• WHAT IS REQUIRED
Return the records, each one exactly as written.

• DATA FOR THIS TASK
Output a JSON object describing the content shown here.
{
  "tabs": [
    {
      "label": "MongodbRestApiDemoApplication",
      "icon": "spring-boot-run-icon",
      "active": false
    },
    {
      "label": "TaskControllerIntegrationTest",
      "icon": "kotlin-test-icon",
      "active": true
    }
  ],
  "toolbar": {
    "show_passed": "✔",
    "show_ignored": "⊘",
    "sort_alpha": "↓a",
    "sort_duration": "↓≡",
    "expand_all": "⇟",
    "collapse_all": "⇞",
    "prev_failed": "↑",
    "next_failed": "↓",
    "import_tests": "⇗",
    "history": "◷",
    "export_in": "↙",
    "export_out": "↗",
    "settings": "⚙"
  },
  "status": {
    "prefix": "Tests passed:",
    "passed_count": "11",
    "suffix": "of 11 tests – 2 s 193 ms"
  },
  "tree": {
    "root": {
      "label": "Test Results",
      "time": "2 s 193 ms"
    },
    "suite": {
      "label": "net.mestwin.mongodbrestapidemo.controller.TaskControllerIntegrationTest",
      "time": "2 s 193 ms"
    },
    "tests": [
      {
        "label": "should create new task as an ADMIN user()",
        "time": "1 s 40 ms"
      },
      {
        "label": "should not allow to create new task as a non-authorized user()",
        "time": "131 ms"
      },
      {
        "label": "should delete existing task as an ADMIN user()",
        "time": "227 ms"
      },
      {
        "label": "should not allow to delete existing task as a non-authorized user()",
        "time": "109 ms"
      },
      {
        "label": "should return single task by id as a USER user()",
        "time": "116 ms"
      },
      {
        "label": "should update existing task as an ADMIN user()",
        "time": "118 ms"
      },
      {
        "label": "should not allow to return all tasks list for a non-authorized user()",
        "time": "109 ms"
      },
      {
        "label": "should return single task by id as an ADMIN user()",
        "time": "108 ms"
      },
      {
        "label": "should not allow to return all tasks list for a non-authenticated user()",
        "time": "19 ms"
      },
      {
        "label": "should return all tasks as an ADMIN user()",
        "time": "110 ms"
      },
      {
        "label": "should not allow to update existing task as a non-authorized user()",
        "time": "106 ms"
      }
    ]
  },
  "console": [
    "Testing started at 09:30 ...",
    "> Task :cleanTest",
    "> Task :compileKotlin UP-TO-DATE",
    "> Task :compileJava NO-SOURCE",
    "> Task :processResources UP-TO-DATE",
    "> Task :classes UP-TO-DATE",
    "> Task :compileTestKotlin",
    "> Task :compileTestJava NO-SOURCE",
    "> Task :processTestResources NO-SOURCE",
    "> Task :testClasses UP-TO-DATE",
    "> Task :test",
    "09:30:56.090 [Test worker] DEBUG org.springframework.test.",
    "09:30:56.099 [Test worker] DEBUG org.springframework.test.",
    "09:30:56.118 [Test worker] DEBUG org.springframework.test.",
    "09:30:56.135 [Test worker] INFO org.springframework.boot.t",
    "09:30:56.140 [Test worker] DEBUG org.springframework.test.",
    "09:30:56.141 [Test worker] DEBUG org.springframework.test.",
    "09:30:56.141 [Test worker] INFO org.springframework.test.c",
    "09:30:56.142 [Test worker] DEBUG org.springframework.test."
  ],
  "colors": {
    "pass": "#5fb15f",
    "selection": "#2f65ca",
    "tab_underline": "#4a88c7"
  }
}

• FINAL RESULT
Output a JSON object describing the content shown here.
{
  "tabs": [
    {
      "label": "MongodbRestApiDemoApplication",
      "icon": "spring-boot-run-icon",
      "active": false
    },
    {
      "label": "TaskControllerIntegrationTest",
      "icon": "kotlin-test-icon",
      "active": true
    }
  ],
  "toolbar": {
    "show_passed": "✔",
    "show_ignored": "⊘",
    "sort_alpha": "↓a",
    "sort_duration": "↓≡",
    "expand_all": "⇟",
    "collapse_all": "⇞",
    "prev_failed": "↑",
    "next_failed": "↓",
    "import_tests": "⇗",
    "history": "◷",
    "export_in": "↙",
    "export_out": "↗",
    "settings": "⚙"
  },
  "status": {
    "prefix": "Tests passed:",
    "passed_count": "11",
    "suffix": "of 11 tests – 2 s 193 ms"
  },
  "tree": {
    "root": {
      "label": "Test Results",
      "time": "2 s 193 ms"
    },
    "suite": {
      "label": "net.mestwin.mongodbrestapidemo.controller.TaskControllerIntegrationTest",
      "time": "2 s 193 ms"
    },
    "tests": [
      {
        "label": "should create new task as an ADMIN user()",
        "time": "1 s 40 ms"
      },
      {
        "label": "should not allow to create new task as a non-authorized user()",
        "time": "131 ms"
      },
      {
        "label": "should delete existing task as an ADMIN user()",
        "time": "227 ms"
      },
      {
        "label": "should not allow to delete existing task as a non-authorized user()",
        "time": "109 ms"
      },
      {
        "label": "should return single task by id as a USER user()",
        "time": "116 ms"
      },
      {
        "label": "should update existing task as an ADMIN user()",
        "time": "118 ms"
      },
      {
        "label": "should not allow to return all tasks list for a non-authorized user()",
        "time": "109 ms"
      },
      {
        "label": "should return single task by id as an ADMIN user()",
        "time": "108 ms"
      },
      {
        "label": "should not allow to return all tasks list for a non-authenticated user()",
        "time": "19 ms"
      },
      {
        "label": "should return all tasks as an ADMIN user()",
        "time": "110 ms"
      },
      {
        "label": "should not allow to update existing task as a non-authorized user()",
        "time": "106 ms"
      }
    ]
  },
  "console": [
    "Testing started at 09:30 ...",
    "> Task :cleanTest",
    "> Task :compileKotlin UP-TO-DATE",
    "> Task :compileJava NO-SOURCE",
    "> Task :processResources UP-TO-DATE",
    "> Task :classes UP-TO-DATE",
    "> Task :compileTestKotlin",
    "> Task :compileTestJava NO-SOURCE",
    "> Task :processTestResources NO-SOURCE",
    "> Task :testClasses UP-TO-DATE",
    "> Task :test",
    "09:30:56.090 [Test worker] DEBUG org.springframework.test.",
    "09:30:56.099 [Test worker] DEBUG org.springframework.test.",
    "09:30:56.118 [Test worker] DEBUG org.springframework.test.",
    "09:30:56.135 [Test worker] INFO org.springframework.boot.t",
    "09:30:56.140 [Test worker] DEBUG org.springframework.test.",
    "09:30:56.141 [Test worker] DEBUG org.springframework.test.",
    "09:30:56.141 [Test worker] INFO org.springframework.test.c",
    "09:30:56.142 [Test worker] DEBUG org.springframework.test."
  ],
  "colors": {
    "pass": "#5fb15f",
    "selection": "#2f65ca",
    "tab_underline": "#4a88c7"
  }
}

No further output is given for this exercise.